◆ **DATASET ENTRIES**:
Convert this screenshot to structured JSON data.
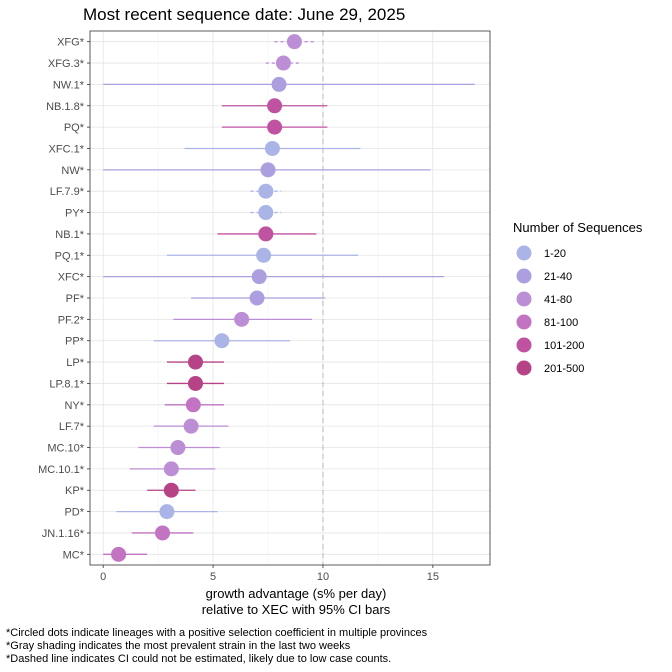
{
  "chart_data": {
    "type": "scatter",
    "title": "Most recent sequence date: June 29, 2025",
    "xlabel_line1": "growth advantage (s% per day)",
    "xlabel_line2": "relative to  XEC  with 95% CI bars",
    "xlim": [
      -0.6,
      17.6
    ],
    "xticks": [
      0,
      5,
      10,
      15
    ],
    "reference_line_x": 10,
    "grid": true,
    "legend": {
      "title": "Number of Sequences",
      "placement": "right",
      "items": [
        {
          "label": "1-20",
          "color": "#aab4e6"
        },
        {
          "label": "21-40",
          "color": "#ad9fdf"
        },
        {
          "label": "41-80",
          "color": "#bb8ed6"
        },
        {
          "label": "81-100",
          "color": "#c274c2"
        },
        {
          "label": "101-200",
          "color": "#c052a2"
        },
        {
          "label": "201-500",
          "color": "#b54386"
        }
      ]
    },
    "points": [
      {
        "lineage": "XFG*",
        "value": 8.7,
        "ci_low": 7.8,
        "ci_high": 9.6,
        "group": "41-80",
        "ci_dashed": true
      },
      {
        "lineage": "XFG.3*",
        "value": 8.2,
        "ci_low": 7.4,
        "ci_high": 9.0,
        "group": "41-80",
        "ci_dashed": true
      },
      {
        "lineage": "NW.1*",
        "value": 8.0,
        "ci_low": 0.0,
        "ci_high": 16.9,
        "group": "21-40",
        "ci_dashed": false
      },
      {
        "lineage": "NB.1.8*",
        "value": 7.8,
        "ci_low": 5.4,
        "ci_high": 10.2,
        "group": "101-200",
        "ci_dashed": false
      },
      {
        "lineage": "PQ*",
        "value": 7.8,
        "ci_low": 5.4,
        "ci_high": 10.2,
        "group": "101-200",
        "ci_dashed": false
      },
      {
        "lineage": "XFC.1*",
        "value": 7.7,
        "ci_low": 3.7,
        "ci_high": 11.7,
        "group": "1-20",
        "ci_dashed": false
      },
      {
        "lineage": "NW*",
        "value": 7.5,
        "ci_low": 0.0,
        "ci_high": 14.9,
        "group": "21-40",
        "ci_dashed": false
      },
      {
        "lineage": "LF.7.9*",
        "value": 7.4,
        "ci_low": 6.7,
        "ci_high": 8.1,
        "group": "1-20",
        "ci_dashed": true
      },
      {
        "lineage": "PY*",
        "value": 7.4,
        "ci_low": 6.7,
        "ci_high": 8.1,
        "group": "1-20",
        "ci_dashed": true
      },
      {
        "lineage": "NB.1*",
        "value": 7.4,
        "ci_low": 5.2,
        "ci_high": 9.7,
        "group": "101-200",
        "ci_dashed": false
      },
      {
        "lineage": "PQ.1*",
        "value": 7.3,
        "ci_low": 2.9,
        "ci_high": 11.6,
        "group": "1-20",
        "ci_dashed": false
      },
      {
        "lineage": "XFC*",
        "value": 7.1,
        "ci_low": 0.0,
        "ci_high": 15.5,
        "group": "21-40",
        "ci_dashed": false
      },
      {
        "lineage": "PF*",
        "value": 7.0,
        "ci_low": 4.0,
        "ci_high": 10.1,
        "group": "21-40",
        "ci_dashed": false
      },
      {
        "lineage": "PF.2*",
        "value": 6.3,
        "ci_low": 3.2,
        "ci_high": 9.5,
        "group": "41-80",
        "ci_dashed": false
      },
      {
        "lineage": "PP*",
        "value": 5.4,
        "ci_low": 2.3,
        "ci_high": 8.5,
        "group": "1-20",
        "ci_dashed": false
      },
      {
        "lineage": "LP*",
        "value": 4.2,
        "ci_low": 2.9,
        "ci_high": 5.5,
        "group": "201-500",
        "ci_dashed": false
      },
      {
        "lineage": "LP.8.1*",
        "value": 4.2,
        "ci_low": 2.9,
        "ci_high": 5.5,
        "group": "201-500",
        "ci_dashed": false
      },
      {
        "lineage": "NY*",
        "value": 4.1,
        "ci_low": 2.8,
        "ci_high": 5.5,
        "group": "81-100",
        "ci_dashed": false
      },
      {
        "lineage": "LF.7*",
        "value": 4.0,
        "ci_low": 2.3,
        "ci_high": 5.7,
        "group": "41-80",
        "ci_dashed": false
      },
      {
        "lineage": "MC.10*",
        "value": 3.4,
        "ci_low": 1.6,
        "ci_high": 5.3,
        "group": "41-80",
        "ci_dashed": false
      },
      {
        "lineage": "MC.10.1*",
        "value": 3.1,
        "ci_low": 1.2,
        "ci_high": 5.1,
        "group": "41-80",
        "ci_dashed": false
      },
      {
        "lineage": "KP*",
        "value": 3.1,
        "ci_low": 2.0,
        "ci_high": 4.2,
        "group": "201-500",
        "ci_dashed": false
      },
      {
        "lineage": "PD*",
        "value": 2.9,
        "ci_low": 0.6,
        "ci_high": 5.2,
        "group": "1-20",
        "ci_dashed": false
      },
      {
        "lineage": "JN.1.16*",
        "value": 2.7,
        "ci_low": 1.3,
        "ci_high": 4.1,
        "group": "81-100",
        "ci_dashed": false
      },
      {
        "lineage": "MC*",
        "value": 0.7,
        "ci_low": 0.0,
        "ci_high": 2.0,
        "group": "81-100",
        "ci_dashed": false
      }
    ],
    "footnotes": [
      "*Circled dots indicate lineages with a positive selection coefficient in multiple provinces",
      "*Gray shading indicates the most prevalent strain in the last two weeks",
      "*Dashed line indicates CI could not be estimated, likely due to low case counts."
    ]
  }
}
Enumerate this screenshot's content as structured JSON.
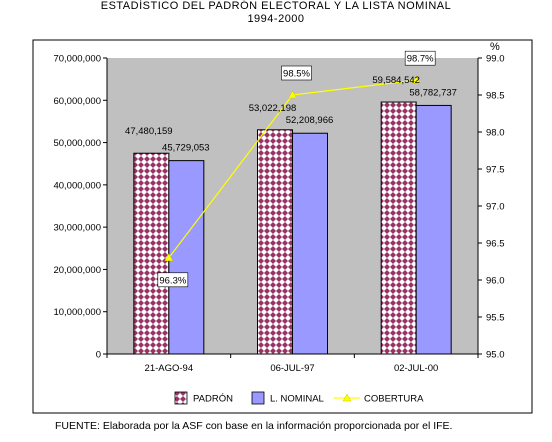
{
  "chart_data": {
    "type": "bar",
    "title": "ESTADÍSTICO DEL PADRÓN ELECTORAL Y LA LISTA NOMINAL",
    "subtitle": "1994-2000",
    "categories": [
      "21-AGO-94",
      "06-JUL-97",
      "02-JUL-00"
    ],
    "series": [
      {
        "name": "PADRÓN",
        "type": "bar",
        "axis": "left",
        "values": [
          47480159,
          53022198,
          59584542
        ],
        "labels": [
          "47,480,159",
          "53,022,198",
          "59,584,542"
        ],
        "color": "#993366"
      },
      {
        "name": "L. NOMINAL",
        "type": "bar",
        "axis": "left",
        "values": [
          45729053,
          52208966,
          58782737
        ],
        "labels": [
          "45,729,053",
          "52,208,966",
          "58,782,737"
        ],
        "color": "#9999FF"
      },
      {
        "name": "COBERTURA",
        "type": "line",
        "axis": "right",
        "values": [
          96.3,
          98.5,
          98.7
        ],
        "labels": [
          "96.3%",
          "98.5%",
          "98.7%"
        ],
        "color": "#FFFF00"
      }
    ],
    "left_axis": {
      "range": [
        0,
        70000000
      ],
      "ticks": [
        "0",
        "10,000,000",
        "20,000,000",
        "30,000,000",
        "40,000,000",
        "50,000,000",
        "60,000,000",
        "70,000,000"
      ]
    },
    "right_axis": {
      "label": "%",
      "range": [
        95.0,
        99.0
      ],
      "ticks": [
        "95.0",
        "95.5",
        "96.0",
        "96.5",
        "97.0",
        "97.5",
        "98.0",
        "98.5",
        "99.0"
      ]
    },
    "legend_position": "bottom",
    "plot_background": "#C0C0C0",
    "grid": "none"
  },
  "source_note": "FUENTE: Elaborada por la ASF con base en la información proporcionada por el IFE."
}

◆ **OBJECTIVE**:
Reproduce the records verbatim, omitting all images they contain.

◆ **ANSWER FOR THIS EXERCISE**:
Convert this screenshot to structured JSON data.
{
  "chart_data": {
    "type": "scatter",
    "title": "Most recent sequence date: June 29, 2025",
    "xlabel_line1": "growth advantage (s% per day)",
    "xlabel_line2": "relative to  XEC  with 95% CI bars",
    "xlim": [
      -0.6,
      17.6
    ],
    "xticks": [
      0,
      5,
      10,
      15
    ],
    "reference_line_x": 10,
    "grid": true,
    "legend": {
      "title": "Number of Sequences",
      "placement": "right",
      "items": [
        {
          "label": "1-20",
          "color": "#aab4e6"
        },
        {
          "label": "21-40",
          "color": "#ad9fdf"
        },
        {
          "label": "41-80",
          "color": "#bb8ed6"
        },
        {
          "label": "81-100",
          "color": "#c274c2"
        },
        {
          "label": "101-200",
          "color": "#c052a2"
        },
        {
          "label": "201-500",
          "color": "#b54386"
        }
      ]
    },
    "points": [
      {
        "lineage": "XFG*",
        "value": 8.7,
        "ci_low": 7.8,
        "ci_high": 9.6,
        "group": "41-80",
        "ci_dashed": true
      },
      {
        "lineage": "XFG.3*",
        "value": 8.2,
        "ci_low": 7.4,
        "ci_high": 9.0,
        "group": "41-80",
        "ci_dashed": true
      },
      {
        "lineage": "NW.1*",
        "value": 8.0,
        "ci_low": 0.0,
        "ci_high": 16.9,
        "group": "21-40",
        "ci_dashed": false
      },
      {
        "lineage": "NB.1.8*",
        "value": 7.8,
        "ci_low": 5.4,
        "ci_high": 10.2,
        "group": "101-200",
        "ci_dashed": false
      },
      {
        "lineage": "PQ*",
        "value": 7.8,
        "ci_low": 5.4,
        "ci_high": 10.2,
        "group": "101-200",
        "ci_dashed": false
      },
      {
        "lineage": "XFC.1*",
        "value": 7.7,
        "ci_low": 3.7,
        "ci_high": 11.7,
        "group": "1-20",
        "ci_dashed": false
      },
      {
        "lineage": "NW*",
        "value": 7.5,
        "ci_low": 0.0,
        "ci_high": 14.9,
        "group": "21-40",
        "ci_dashed": false
      },
      {
        "lineage": "LF.7.9*",
        "value": 7.4,
        "ci_low": 6.7,
        "ci_high": 8.1,
        "group": "1-20",
        "ci_dashed": true
      },
      {
        "lineage": "PY*",
        "value": 7.4,
        "ci_low": 6.7,
        "ci_high": 8.1,
        "group": "1-20",
        "ci_dashed": true
      },
      {
        "lineage": "NB.1*",
        "value": 7.4,
        "ci_low": 5.2,
        "ci_high": 9.7,
        "group": "101-200",
        "ci_dashed": false
      },
      {
        "lineage": "PQ.1*",
        "value": 7.3,
        "ci_low": 2.9,
        "ci_high": 11.6,
        "group": "1-20",
        "ci_dashed": false
      },
      {
        "lineage": "XFC*",
        "value": 7.1,
        "ci_low": 0.0,
        "ci_high": 15.5,
        "group": "21-40",
        "ci_dashed": false
      },
      {
        "lineage": "PF*",
        "value": 7.0,
        "ci_low": 4.0,
        "ci_high": 10.1,
        "group": "21-40",
        "ci_dashed": false
      },
      {
        "lineage": "PF.2*",
        "value": 6.3,
        "ci_low": 3.2,
        "ci_high": 9.5,
        "group": "41-80",
        "ci_dashed": false
      },
      {
        "lineage": "PP*",
        "value": 5.4,
        "ci_low": 2.3,
        "ci_high": 8.5,
        "group": "1-20",
        "ci_dashed": false
      },
      {
        "lineage": "LP*",
        "value": 4.2,
        "ci_low": 2.9,
        "ci_high": 5.5,
        "group": "201-500",
        "ci_dashed": false
      },
      {
        "lineage": "LP.8.1*",
        "value": 4.2,
        "ci_low": 2.9,
        "ci_high": 5.5,
        "group": "201-500",
        "ci_dashed": false
      },
      {
        "lineage": "NY*",
        "value": 4.1,
        "ci_low": 2.8,
        "ci_high": 5.5,
        "group": "81-100",
        "ci_dashed": false
      },
      {
        "lineage": "LF.7*",
        "value": 4.0,
        "ci_low": 2.3,
        "ci_high": 5.7,
        "group": "41-80",
        "ci_dashed": false
      },
      {
        "lineage": "MC.10*",
        "value": 3.4,
        "ci_low": 1.6,
        "ci_high": 5.3,
        "group": "41-80",
        "ci_dashed": false
      },
      {
        "lineage": "MC.10.1*",
        "value": 3.1,
        "ci_low": 1.2,
        "ci_high": 5.1,
        "group": "41-80",
        "ci_dashed": false
      },
      {
        "lineage": "KP*",
        "value": 3.1,
        "ci_low": 2.0,
        "ci_high": 4.2,
        "group": "201-500",
        "ci_dashed": false
      },
      {
        "lineage": "PD*",
        "value": 2.9,
        "ci_low": 0.6,
        "ci_high": 5.2,
        "group": "1-20",
        "ci_dashed": false
      },
      {
        "lineage": "JN.1.16*",
        "value": 2.7,
        "ci_low": 1.3,
        "ci_high": 4.1,
        "group": "81-100",
        "ci_dashed": false
      },
      {
        "lineage": "MC*",
        "value": 0.7,
        "ci_low": 0.0,
        "ci_high": 2.0,
        "group": "81-100",
        "ci_dashed": false
      }
    ],
    "footnotes": [
      "*Circled dots indicate lineages with a positive selection coefficient in multiple provinces",
      "*Gray shading indicates the most prevalent strain in the last two weeks",
      "*Dashed line indicates CI could not be estimated, likely due to low case counts."
    ]
  }
}
Enumerate this screenshot's content as structured JSON.
{
  "chart_data": {
    "type": "bar",
    "title": "ESTADÍSTICO DEL PADRÓN ELECTORAL Y LA LISTA NOMINAL",
    "subtitle": "1994-2000",
    "categories": [
      "21-AGO-94",
      "06-JUL-97",
      "02-JUL-00"
    ],
    "series": [
      {
        "name": "PADRÓN",
        "type": "bar",
        "axis": "left",
        "values": [
          47480159,
          53022198,
          59584542
        ],
        "labels": [
          "47,480,159",
          "53,022,198",
          "59,584,542"
        ],
        "color": "#993366"
      },
      {
        "name": "L. NOMINAL",
        "type": "bar",
        "axis": "left",
        "values": [
          45729053,
          52208966,
          58782737
        ],
        "labels": [
          "45,729,053",
          "52,208,966",
          "58,782,737"
        ],
        "color": "#9999FF"
      },
      {
        "name": "COBERTURA",
        "type": "line",
        "axis": "right",
        "values": [
          96.3,
          98.5,
          98.7
        ],
        "labels": [
          "96.3%",
          "98.5%",
          "98.7%"
        ],
        "color": "#FFFF00"
      }
    ],
    "left_axis": {
      "range": [
        0,
        70000000
      ],
      "ticks": [
        "0",
        "10,000,000",
        "20,000,000",
        "30,000,000",
        "40,000,000",
        "50,000,000",
        "60,000,000",
        "70,000,000"
      ]
    },
    "right_axis": {
      "label": "%",
      "range": [
        95.0,
        99.0
      ],
      "ticks": [
        "95.0",
        "95.5",
        "96.0",
        "96.5",
        "97.0",
        "97.5",
        "98.0",
        "98.5",
        "99.0"
      ]
    },
    "legend_position": "bottom",
    "plot_background": "#C0C0C0",
    "grid": "none"
  },
  "source_note": "FUENTE: Elaborada por la ASF con base en la información proporcionada por el IFE."
}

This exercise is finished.